[Begin]

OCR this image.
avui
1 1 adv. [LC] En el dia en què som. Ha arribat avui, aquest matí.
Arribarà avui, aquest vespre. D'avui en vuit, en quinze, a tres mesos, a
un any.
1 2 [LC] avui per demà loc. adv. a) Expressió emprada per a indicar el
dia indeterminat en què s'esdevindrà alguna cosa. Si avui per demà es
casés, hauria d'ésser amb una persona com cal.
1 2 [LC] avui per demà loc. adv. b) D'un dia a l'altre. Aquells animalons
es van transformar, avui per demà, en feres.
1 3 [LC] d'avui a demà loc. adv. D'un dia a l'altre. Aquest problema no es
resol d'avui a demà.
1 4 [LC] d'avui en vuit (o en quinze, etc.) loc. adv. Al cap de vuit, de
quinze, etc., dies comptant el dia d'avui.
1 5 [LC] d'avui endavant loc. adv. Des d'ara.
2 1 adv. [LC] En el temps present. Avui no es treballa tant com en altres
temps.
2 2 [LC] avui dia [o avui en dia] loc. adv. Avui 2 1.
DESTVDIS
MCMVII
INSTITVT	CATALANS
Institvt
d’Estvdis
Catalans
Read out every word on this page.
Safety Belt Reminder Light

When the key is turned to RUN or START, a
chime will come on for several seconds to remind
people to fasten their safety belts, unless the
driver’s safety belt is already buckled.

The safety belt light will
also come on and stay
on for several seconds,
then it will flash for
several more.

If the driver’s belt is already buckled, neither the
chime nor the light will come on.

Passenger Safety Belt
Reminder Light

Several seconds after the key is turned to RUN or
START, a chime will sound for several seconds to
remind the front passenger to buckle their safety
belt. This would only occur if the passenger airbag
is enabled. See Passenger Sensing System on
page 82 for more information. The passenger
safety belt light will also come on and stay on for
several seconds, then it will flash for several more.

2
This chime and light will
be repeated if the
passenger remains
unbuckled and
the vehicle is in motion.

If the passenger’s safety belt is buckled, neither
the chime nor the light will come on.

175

[End]

**EXERCISE TASK**: In the material above, find the lines that contain "their" and show them.

**EXERCISE RESPONSE**:
people to fasten their safety belts, unless the
remind the front passenger to buckle their safety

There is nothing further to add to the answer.